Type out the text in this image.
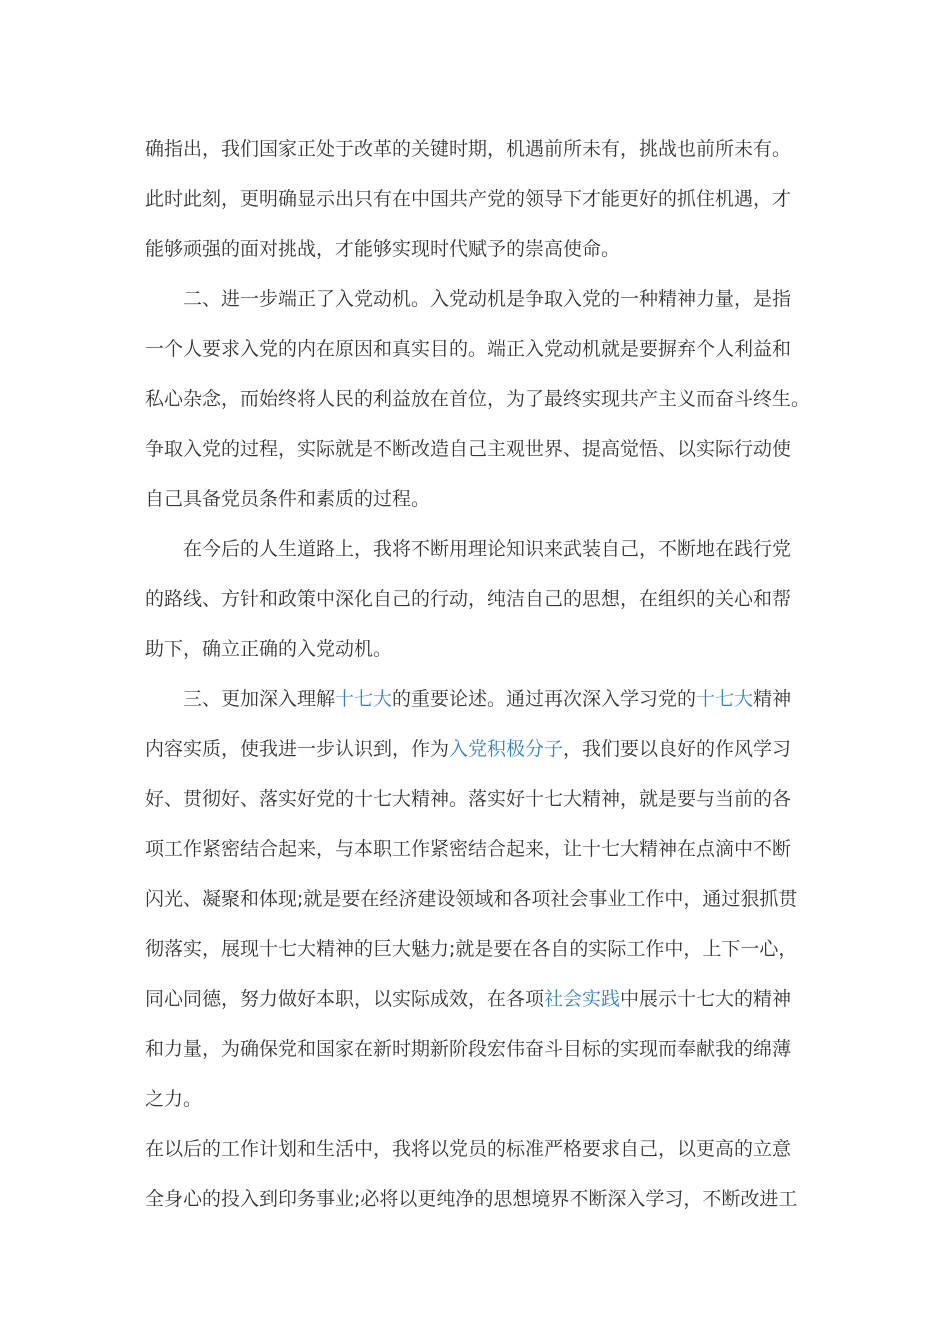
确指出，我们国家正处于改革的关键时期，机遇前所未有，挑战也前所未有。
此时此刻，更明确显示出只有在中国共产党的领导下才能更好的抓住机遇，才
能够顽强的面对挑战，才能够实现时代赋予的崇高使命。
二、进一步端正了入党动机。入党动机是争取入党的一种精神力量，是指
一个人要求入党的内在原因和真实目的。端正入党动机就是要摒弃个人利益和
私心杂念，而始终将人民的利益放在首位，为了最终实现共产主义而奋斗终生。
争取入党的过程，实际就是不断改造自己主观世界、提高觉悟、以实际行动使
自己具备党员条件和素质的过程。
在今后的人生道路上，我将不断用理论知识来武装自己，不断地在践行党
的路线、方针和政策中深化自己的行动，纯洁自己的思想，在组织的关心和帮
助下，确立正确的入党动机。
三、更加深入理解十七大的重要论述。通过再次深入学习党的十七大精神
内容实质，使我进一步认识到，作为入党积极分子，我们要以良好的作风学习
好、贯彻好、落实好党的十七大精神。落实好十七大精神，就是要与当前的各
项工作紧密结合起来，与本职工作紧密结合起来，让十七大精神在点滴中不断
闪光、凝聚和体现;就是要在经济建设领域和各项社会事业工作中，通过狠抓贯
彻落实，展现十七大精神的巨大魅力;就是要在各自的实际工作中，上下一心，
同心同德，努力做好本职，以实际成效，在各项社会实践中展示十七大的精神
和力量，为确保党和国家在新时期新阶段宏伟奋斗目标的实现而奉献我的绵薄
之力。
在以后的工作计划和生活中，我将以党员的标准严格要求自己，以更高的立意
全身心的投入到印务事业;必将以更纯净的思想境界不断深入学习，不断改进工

SHORT EXERCISE: Every line of the data above should be quoted exactly. Omit the pictures.

TASK RESULT:
Type out the text in this image.
确指出，我们国家正处于改革的关键时期，机遇前所未有，挑战也前所未有。
此时此刻，更明确显示出只有在中国共产党的领导下才能更好的抓住机遇，才
能够顽强的面对挑战，才能够实现时代赋予的崇高使命。
二、进一步端正了入党动机。入党动机是争取入党的一种精神力量，是指
一个人要求入党的内在原因和真实目的。端正入党动机就是要摒弃个人利益和
私心杂念，而始终将人民的利益放在首位，为了最终实现共产主义而奋斗终生。
争取入党的过程，实际就是不断改造自己主观世界、提高觉悟、以实际行动使
自己具备党员条件和素质的过程。
在今后的人生道路上，我将不断用理论知识来武装自己，不断地在践行党
的路线、方针和政策中深化自己的行动，纯洁自己的思想，在组织的关心和帮
助下，确立正确的入党动机。
三、更加深入理解十七大的重要论述。通过再次深入学习党的十七大精神
内容实质，使我进一步认识到，作为入党积极分子，我们要以良好的作风学习
好、贯彻好、落实好党的十七大精神。落实好十七大精神，就是要与当前的各
项工作紧密结合起来，与本职工作紧密结合起来，让十七大精神在点滴中不断
闪光、凝聚和体现;就是要在经济建设领域和各项社会事业工作中，通过狠抓贯
彻落实，展现十七大精神的巨大魅力;就是要在各自的实际工作中，上下一心，
同心同德，努力做好本职，以实际成效，在各项社会实践中展示十七大的精神
和力量，为确保党和国家在新时期新阶段宏伟奋斗目标的实现而奉献我的绵薄
之力。
在以后的工作计划和生活中，我将以党员的标准严格要求自己，以更高的立意
全身心的投入到印务事业;必将以更纯净的思想境界不断深入学习，不断改进工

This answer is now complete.